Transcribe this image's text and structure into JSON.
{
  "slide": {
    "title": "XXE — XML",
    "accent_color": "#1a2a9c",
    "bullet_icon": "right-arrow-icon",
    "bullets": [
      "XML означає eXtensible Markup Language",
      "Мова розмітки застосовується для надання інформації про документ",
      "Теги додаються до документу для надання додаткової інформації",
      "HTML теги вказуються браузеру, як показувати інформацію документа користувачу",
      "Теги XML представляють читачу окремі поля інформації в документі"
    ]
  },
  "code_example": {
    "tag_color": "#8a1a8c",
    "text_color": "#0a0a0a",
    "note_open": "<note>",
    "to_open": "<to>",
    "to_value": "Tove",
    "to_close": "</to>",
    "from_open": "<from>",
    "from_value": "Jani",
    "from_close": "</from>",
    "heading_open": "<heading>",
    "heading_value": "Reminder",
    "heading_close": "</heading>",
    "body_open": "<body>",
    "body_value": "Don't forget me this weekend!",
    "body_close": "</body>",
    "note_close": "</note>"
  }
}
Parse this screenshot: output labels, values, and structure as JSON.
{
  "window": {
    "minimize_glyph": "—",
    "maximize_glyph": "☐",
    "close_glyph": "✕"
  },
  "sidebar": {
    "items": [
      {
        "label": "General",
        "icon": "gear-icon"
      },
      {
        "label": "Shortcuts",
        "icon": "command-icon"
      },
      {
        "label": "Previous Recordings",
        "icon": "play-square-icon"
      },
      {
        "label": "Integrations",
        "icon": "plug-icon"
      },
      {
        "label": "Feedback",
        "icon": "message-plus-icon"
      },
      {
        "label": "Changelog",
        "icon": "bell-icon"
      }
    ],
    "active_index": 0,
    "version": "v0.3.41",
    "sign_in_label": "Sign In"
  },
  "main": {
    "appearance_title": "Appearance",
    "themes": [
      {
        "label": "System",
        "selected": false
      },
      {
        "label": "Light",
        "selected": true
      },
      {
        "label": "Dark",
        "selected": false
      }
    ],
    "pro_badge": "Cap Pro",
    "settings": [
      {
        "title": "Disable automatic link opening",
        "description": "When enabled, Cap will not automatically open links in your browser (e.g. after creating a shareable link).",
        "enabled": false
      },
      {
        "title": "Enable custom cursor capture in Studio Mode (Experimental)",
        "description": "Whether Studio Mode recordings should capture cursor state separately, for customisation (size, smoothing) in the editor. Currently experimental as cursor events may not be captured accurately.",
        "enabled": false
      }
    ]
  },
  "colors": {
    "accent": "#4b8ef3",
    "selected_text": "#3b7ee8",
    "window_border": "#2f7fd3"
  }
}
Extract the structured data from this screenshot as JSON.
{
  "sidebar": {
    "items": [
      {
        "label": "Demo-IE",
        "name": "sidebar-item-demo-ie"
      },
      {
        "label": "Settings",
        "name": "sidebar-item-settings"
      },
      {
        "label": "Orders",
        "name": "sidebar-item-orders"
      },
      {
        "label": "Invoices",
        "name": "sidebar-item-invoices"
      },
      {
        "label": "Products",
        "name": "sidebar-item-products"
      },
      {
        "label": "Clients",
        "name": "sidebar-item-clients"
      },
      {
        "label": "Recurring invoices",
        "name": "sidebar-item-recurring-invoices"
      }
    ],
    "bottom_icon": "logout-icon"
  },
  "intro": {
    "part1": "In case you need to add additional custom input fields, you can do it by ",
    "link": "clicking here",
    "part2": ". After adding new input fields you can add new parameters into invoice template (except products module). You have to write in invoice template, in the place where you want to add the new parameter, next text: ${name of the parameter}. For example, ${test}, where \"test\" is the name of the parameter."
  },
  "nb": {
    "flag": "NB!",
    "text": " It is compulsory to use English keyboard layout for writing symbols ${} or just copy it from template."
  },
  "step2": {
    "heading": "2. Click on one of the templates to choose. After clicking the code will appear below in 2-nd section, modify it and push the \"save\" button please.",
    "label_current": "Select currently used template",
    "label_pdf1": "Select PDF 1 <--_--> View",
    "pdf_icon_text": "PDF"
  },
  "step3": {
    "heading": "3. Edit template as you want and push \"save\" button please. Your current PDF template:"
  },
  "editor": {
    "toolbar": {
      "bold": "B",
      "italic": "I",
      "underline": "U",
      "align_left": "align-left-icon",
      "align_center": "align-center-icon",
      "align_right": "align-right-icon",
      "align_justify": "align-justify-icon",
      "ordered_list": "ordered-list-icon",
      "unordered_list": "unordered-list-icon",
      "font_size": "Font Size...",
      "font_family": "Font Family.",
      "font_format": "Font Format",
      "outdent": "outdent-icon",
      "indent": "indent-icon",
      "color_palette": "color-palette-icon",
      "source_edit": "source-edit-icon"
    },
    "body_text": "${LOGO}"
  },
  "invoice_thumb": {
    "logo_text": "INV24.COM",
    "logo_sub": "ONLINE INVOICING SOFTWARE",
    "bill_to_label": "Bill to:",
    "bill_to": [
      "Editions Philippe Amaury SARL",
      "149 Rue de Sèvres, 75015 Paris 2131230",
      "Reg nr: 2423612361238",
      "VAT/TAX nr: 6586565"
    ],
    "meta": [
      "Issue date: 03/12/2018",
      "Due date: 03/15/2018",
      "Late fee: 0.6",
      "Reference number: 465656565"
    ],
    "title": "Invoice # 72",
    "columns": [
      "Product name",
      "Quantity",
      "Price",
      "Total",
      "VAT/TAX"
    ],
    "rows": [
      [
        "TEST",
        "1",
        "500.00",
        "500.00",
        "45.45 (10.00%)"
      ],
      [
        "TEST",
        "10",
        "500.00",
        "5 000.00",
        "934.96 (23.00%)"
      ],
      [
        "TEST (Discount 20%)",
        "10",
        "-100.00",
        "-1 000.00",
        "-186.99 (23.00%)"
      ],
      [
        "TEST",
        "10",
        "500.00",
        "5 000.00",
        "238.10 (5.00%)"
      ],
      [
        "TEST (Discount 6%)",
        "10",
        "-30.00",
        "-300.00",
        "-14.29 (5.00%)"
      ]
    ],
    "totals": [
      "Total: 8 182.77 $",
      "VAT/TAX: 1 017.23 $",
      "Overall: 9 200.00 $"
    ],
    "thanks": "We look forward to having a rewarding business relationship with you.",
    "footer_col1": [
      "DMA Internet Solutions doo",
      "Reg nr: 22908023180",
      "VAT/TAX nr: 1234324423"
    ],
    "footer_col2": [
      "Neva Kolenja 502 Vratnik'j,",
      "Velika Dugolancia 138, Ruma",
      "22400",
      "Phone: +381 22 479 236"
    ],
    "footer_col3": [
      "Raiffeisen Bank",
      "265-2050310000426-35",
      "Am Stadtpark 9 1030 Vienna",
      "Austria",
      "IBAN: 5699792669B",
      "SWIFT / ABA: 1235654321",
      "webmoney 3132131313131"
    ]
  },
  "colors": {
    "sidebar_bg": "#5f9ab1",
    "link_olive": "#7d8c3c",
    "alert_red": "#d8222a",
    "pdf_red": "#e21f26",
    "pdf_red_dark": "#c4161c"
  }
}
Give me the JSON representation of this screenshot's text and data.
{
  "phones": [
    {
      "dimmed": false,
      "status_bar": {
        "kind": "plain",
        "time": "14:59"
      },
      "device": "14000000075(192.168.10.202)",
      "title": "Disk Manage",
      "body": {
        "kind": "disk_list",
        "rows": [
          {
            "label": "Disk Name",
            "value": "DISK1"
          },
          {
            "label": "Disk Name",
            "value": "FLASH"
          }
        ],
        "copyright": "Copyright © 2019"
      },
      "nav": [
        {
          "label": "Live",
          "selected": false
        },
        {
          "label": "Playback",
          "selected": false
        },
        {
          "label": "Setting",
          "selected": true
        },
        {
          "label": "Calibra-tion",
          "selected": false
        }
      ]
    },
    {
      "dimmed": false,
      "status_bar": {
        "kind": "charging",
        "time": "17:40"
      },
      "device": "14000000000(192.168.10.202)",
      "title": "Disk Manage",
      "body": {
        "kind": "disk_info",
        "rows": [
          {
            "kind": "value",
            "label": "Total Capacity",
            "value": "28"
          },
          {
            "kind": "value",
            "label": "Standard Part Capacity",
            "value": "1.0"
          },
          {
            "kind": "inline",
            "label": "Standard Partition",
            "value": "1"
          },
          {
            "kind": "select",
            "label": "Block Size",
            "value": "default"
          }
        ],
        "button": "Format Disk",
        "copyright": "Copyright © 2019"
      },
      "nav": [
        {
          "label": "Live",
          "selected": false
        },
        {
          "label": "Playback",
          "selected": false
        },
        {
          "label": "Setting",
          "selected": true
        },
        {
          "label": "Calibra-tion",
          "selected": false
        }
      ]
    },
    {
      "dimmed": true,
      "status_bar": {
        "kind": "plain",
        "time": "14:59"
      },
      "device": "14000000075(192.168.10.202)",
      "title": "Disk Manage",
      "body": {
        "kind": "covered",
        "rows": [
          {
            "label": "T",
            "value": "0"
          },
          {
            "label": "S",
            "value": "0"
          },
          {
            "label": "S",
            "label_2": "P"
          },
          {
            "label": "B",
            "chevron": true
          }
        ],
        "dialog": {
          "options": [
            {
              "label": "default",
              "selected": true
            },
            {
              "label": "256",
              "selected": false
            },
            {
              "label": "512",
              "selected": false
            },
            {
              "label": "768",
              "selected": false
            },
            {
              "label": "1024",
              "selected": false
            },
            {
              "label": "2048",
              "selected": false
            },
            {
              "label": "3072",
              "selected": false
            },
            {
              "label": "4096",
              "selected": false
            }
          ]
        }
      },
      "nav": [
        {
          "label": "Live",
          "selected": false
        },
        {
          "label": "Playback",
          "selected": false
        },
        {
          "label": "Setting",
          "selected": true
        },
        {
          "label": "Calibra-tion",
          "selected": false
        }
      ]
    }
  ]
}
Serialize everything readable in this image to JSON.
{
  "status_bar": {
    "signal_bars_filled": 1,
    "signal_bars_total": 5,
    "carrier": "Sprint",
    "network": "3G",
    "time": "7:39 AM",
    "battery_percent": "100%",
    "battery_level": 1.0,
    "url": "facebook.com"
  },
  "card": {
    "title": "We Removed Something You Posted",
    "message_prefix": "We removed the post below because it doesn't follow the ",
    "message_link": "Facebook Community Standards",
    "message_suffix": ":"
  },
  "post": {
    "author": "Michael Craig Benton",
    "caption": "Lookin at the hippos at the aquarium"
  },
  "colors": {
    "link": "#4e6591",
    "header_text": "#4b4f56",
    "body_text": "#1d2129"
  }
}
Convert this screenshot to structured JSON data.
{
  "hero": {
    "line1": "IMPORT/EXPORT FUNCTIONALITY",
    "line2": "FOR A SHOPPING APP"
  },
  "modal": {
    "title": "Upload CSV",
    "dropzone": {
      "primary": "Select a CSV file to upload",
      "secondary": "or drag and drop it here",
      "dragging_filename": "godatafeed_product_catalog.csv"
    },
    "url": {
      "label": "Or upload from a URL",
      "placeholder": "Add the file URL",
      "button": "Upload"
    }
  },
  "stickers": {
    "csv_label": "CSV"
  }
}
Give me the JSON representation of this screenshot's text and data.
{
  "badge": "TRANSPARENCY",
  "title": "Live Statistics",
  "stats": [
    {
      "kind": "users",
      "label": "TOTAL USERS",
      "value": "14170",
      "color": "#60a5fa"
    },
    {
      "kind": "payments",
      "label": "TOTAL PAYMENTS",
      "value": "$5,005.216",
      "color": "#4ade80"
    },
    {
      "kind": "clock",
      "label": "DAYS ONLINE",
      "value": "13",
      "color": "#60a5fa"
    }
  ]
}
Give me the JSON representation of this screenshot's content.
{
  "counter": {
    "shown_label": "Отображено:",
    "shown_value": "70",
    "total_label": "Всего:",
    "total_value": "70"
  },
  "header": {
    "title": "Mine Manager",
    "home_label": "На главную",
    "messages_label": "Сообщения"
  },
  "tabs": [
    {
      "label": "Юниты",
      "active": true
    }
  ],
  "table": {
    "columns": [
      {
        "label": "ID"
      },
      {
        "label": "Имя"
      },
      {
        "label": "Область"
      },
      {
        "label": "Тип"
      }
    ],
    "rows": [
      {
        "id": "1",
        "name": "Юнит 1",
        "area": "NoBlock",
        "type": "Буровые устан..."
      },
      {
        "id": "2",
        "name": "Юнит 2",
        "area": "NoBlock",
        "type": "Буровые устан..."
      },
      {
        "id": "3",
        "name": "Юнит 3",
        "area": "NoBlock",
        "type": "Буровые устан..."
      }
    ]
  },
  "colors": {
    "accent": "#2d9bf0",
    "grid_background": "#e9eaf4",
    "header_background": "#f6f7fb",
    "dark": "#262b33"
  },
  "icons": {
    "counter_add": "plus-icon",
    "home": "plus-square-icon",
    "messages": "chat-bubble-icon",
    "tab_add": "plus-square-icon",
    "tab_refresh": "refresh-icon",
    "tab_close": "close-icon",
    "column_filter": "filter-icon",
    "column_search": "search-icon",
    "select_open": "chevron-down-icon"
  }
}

» **What is being asked**
Pick out the lines containing the word "plus" and show them.

» **Correct output**
        "icon": "message-plus-icon"
    "counter_add": "plus-icon",
    "home": "plus-square-icon",
    "tab_add": "plus-square-icon",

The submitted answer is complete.